** Start Listed records **

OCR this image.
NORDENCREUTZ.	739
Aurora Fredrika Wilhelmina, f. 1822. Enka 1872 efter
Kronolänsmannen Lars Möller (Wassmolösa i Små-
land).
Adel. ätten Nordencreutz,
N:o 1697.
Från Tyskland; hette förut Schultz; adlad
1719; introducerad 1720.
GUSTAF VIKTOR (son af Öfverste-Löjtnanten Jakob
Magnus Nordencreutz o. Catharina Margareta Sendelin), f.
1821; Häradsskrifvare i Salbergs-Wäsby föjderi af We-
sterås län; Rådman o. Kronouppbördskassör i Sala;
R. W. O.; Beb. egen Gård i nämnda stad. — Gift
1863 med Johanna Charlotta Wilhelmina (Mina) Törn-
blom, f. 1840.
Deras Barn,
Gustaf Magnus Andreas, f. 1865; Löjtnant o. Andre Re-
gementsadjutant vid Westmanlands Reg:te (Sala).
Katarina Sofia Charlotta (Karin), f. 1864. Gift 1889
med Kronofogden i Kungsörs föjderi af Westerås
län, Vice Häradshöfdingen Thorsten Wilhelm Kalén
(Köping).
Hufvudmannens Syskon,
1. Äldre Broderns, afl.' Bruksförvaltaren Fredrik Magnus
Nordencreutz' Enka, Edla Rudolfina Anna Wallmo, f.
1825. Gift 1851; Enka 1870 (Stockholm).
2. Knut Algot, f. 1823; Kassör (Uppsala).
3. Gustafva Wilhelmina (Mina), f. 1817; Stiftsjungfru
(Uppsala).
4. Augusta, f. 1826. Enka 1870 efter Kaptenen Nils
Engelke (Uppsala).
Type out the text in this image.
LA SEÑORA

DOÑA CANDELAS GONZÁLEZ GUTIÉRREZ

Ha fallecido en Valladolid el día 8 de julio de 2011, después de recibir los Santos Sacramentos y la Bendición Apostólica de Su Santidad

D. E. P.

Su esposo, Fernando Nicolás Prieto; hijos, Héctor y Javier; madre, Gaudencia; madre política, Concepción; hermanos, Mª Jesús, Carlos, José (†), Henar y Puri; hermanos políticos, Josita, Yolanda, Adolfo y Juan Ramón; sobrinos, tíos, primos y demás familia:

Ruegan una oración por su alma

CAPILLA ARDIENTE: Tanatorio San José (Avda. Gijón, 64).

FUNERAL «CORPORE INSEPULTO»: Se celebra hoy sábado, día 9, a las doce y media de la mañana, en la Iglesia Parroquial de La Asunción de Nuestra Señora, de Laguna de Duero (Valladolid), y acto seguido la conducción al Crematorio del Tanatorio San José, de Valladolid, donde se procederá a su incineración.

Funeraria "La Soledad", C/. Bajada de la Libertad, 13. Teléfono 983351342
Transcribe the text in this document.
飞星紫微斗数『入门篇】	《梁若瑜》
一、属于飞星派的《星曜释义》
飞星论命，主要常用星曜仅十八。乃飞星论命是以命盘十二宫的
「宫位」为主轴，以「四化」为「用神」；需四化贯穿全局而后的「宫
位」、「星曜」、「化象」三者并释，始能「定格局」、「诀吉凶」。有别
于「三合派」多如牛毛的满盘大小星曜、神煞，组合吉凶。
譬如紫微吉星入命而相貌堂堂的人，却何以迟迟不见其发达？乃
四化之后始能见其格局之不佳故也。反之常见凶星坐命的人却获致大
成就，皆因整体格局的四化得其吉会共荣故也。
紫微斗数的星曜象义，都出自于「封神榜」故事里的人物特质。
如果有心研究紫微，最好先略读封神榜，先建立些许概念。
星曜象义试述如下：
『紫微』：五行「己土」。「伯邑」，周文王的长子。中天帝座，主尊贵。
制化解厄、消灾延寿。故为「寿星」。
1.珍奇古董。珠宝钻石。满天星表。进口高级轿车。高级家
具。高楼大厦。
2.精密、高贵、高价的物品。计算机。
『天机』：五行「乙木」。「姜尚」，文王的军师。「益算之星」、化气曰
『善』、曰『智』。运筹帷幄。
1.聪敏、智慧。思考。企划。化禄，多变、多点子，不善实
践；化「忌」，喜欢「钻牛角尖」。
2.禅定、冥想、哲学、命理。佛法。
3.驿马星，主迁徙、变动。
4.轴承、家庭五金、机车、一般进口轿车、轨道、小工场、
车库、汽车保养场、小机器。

** End Listed records **

- Exercise directions: Scan the material for lines with the word "this", and copy each line you find.

- Result of the exercise:
OCR this image.
Type out the text in this image.
Transcribe the text in this document.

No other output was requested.